[Listings of regions and labels]
----------
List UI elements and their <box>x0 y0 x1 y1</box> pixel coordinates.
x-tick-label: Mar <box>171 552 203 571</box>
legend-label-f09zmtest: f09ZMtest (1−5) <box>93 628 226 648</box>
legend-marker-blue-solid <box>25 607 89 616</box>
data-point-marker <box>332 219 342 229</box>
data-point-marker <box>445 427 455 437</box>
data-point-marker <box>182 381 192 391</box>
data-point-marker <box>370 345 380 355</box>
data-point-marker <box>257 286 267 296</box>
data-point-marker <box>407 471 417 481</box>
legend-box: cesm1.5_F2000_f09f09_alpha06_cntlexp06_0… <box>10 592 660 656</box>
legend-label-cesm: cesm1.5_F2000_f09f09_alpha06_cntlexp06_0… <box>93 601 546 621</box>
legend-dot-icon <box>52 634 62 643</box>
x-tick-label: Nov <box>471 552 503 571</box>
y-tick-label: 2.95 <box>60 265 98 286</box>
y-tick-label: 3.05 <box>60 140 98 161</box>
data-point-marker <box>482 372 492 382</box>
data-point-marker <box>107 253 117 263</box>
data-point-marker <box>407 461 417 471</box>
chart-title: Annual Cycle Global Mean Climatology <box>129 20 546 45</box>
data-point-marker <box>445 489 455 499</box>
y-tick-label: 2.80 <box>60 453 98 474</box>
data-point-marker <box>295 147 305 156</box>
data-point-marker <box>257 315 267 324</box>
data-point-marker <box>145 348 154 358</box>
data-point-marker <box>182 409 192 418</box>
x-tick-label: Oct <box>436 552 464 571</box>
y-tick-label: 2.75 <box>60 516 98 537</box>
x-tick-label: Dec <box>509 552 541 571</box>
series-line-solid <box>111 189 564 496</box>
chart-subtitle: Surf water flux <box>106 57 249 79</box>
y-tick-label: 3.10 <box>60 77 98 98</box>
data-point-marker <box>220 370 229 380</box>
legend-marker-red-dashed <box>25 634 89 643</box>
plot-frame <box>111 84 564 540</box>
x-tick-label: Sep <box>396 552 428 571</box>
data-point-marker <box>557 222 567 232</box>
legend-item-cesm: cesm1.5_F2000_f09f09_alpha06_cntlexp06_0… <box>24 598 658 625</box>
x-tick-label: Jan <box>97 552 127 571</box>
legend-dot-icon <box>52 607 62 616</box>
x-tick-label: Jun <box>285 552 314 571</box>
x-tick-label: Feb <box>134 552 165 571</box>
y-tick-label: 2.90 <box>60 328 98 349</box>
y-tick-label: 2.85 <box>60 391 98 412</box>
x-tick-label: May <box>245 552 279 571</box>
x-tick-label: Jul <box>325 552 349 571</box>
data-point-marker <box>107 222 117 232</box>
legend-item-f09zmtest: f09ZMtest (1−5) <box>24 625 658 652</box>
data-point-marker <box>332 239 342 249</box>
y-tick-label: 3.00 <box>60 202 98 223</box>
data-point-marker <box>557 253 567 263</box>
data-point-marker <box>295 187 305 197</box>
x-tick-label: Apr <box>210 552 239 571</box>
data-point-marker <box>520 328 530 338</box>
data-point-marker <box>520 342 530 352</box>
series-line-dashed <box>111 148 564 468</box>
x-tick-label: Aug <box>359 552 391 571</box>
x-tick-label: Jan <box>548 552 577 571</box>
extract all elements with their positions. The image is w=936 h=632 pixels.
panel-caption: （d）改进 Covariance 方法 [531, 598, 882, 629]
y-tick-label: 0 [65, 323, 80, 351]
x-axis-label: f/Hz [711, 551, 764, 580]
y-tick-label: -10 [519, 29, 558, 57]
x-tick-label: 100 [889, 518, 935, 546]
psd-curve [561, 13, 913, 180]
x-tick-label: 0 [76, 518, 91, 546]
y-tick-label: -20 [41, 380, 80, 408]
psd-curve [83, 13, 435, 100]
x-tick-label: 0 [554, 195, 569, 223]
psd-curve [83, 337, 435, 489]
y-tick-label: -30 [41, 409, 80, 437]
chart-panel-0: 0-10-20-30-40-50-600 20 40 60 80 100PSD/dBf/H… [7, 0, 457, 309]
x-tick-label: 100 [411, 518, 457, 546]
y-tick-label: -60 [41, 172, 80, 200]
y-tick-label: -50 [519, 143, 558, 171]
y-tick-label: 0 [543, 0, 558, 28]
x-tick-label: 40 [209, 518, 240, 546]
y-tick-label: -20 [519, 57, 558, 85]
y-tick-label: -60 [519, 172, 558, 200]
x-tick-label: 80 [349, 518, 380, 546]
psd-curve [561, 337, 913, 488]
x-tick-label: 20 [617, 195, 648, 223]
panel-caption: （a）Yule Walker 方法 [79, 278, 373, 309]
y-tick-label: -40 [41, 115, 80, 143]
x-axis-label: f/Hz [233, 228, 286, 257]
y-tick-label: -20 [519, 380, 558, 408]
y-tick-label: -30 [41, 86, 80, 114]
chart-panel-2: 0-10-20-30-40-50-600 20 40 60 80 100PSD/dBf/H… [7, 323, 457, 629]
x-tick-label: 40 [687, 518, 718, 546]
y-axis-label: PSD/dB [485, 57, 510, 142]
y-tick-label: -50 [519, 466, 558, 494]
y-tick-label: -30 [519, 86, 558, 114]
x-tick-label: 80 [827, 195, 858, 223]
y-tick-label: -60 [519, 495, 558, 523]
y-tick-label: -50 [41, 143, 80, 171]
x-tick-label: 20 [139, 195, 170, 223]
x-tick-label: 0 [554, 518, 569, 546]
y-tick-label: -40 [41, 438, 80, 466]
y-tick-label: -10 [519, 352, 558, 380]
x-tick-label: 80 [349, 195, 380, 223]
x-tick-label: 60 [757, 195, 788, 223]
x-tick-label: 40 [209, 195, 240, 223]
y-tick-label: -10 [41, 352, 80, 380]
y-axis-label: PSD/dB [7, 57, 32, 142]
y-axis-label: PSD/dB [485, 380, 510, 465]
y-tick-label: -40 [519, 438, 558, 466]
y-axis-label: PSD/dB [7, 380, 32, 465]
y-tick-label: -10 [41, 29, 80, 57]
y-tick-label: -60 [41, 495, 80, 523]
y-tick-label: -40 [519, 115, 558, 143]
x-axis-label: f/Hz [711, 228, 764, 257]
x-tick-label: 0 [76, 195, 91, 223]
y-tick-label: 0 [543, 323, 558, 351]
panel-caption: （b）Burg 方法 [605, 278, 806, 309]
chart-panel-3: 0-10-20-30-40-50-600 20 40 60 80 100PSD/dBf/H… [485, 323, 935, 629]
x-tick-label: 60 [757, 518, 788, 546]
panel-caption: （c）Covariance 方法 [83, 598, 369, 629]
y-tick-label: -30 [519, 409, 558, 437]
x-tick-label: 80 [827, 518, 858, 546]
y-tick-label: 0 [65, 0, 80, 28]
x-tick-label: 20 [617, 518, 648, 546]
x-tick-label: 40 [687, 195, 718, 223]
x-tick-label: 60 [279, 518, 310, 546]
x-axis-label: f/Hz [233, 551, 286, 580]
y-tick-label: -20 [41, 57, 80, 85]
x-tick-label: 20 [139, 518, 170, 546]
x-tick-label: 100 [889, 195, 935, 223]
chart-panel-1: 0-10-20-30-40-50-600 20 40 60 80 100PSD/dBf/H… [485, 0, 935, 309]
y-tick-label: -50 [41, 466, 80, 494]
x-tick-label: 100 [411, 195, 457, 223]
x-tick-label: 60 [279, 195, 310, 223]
----------
• TASK TO COMPLETE
Pick out each line of the listing above that contains the string "axis", matching uppercase and lowercase exactly.

• SOLUTION FOR THIS TASK
x-axis-label: f/Hz [711, 551, 764, 580]
x-axis-label: f/Hz [233, 228, 286, 257]
y-axis-label: PSD/dB [485, 57, 510, 142]
y-axis-label: PSD/dB [7, 57, 32, 142]
y-axis-label: PSD/dB [485, 380, 510, 465]
y-axis-label: PSD/dB [7, 380, 32, 465]
x-axis-label: f/Hz [711, 228, 764, 257]
x-axis-label: f/Hz [233, 551, 286, 580]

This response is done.